• [What is being asked]
Locate each line with the string "data" in the listing below and copy it.

• [Items]
——

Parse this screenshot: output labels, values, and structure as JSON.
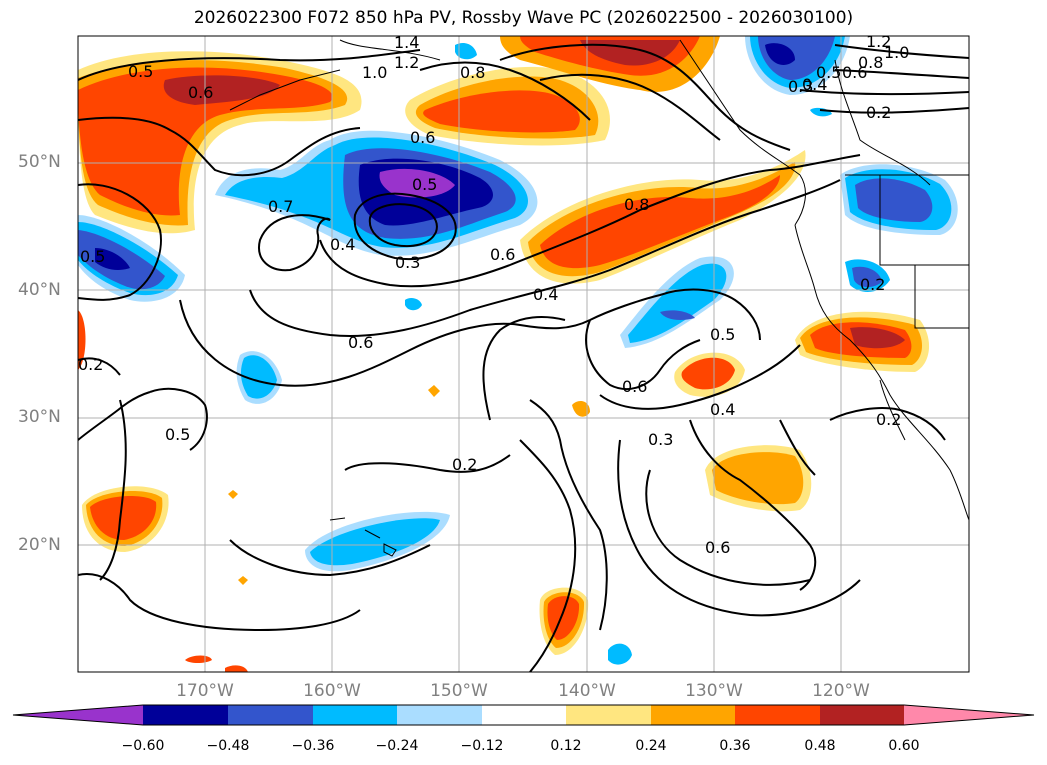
{
  "title": "2026022300 F072 850 hPa PV, Rossby Wave PC (2026022500 - 2026030100)",
  "lat_labels": [
    "50°N",
    "40°N",
    "30°N",
    "20°N"
  ],
  "lon_labels": [
    "170°W",
    "160°W",
    "150°W",
    "140°W",
    "130°W",
    "120°W"
  ],
  "colorbar": {
    "ticks": [
      "−0.60",
      "−0.48",
      "−0.36",
      "−0.24",
      "−0.12",
      "0.12",
      "0.24",
      "0.36",
      "0.48",
      "0.60"
    ],
    "colors": {
      "neg_extend": "#9933cc",
      "neg_060_048": "#000099",
      "neg_048_036": "#3355cc",
      "neg_036_024": "#00bbff",
      "neg_024_012": "#aaddff",
      "neutral": "#ffffff",
      "pos_012_024": "#ffe680",
      "pos_024_036": "#ffa500",
      "pos_036_048": "#ff4500",
      "pos_048_060": "#b22222",
      "pos_extend": "#ff88aa"
    }
  },
  "contour_labels": [
    "0.5",
    "0.6",
    "1.0",
    "1.4",
    "1.2",
    "0.8",
    "0.6",
    "1.2",
    "1.0",
    "0.8",
    "0.6",
    "0.5",
    "0.4",
    "0.3",
    "0.2",
    "0.7",
    "0.3",
    "0.4",
    "0.5",
    "0.6",
    "0.8",
    "0.6",
    "0.4",
    "0.6",
    "0.5",
    "0.6",
    "0.5",
    "0.4",
    "0.3",
    "0.2",
    "0.5",
    "0.2",
    "0.2",
    "0.2"
  ]
}
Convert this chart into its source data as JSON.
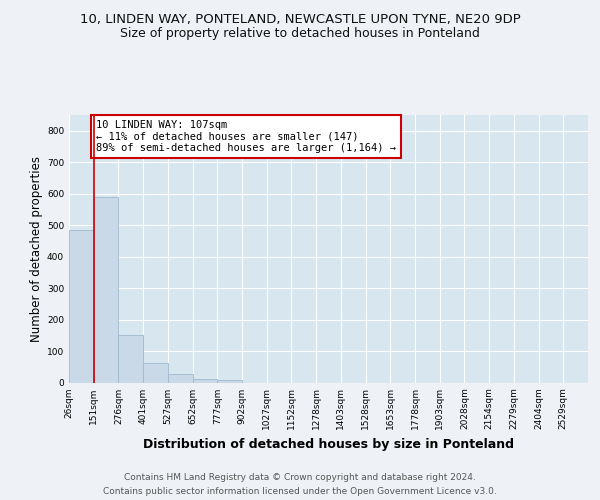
{
  "title_line1": "10, LINDEN WAY, PONTELAND, NEWCASTLE UPON TYNE, NE20 9DP",
  "title_line2": "Size of property relative to detached houses in Ponteland",
  "xlabel": "Distribution of detached houses by size in Ponteland",
  "ylabel": "Number of detached properties",
  "bar_labels": [
    "26sqm",
    "151sqm",
    "276sqm",
    "401sqm",
    "527sqm",
    "652sqm",
    "777sqm",
    "902sqm",
    "1027sqm",
    "1152sqm",
    "1278sqm",
    "1403sqm",
    "1528sqm",
    "1653sqm",
    "1778sqm",
    "1903sqm",
    "2028sqm",
    "2154sqm",
    "2279sqm",
    "2404sqm",
    "2529sqm"
  ],
  "bar_values": [
    485,
    590,
    150,
    63,
    27,
    10,
    7,
    0,
    0,
    0,
    0,
    0,
    0,
    0,
    0,
    0,
    0,
    0,
    0,
    0,
    0
  ],
  "bar_color": "#c9d9e8",
  "bar_edge_color": "#a0b8cc",
  "vline_x": 1.0,
  "vline_color": "#cc0000",
  "annotation_text": "10 LINDEN WAY: 107sqm\n← 11% of detached houses are smaller (147)\n89% of semi-detached houses are larger (1,164) →",
  "annotation_box_color": "#ffffff",
  "annotation_box_edge": "#cc0000",
  "ylim": [
    0,
    850
  ],
  "yticks": [
    0,
    100,
    200,
    300,
    400,
    500,
    600,
    700,
    800
  ],
  "footer_line1": "Contains HM Land Registry data © Crown copyright and database right 2024.",
  "footer_line2": "Contains public sector information licensed under the Open Government Licence v3.0.",
  "bg_color": "#eef2f6",
  "plot_bg_color": "#d8e6f0",
  "grid_color": "#ffffff",
  "title_fontsize": 9.5,
  "subtitle_fontsize": 9,
  "axis_label_fontsize": 8.5,
  "tick_fontsize": 6.5,
  "footer_fontsize": 6.5,
  "annot_fontsize": 7.5
}
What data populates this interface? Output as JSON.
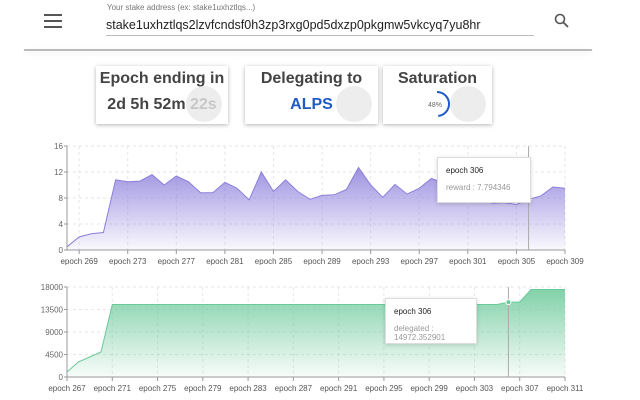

——

• [Exercise answer]
Convert this chart into its source data as JSON.
  "footer_line1": "Contains HM Land Registry data © Crown copyright and database right 2024.",
What data populates this interface? Output as JSON.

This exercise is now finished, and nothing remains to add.